## Exercise
From the listing below, extract every line in which the word "Залізнична" appears.

## Provided data
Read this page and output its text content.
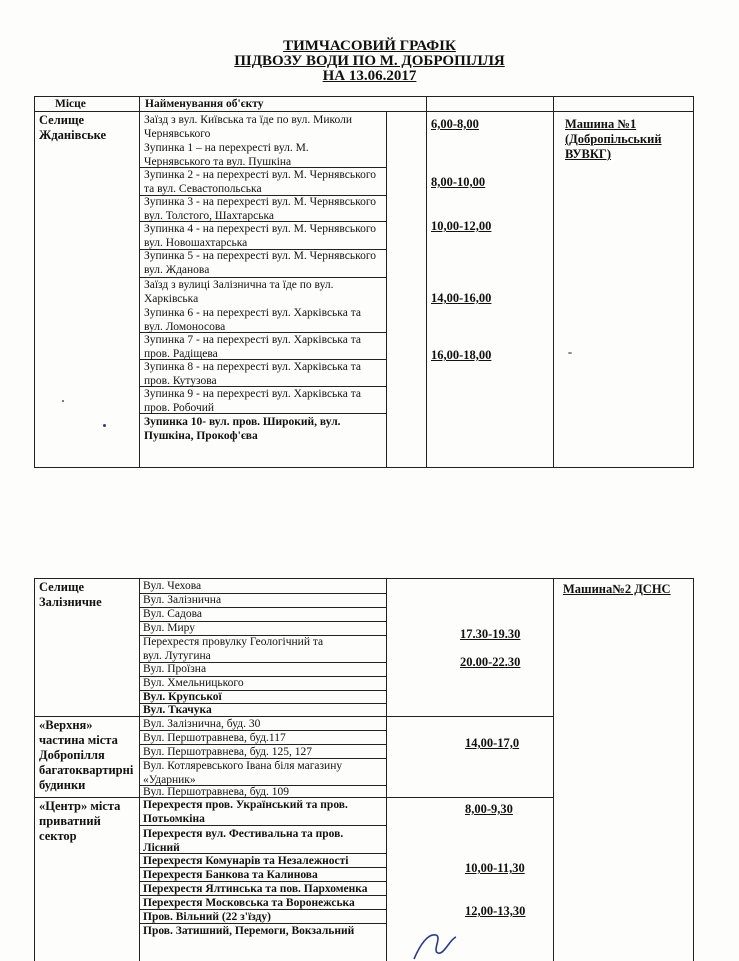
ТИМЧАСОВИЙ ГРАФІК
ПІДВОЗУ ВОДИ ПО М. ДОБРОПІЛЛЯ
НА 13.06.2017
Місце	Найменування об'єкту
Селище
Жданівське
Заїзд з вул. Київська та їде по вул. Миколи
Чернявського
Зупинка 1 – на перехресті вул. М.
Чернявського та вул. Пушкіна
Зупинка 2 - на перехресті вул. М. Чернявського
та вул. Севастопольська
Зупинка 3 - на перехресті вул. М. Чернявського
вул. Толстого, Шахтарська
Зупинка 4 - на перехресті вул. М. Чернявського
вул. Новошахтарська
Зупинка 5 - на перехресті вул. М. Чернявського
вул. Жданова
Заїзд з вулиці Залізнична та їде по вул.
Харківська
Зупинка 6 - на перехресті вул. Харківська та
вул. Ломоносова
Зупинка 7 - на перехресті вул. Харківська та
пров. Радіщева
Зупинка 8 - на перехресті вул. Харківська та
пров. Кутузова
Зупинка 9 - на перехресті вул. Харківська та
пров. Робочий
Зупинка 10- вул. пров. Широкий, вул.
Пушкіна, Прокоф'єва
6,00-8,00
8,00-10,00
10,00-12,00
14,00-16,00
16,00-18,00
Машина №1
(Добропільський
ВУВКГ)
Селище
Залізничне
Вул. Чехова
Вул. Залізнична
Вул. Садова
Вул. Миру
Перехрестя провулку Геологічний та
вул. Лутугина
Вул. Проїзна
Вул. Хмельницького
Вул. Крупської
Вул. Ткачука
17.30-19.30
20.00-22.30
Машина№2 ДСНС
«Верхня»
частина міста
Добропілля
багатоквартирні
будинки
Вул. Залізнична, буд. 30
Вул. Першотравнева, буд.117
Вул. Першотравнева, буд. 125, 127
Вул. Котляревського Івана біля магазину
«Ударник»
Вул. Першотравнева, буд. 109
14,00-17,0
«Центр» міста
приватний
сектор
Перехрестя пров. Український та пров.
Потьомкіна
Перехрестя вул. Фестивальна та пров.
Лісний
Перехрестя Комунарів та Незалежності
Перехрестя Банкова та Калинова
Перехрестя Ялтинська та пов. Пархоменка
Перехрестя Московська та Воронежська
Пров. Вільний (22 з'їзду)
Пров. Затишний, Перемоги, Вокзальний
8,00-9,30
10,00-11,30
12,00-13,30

## Solved problem
Заїзд з вулиці Залізнична та їде по вул.
Вул. Залізнична
Вул. Залізнична, буд. 30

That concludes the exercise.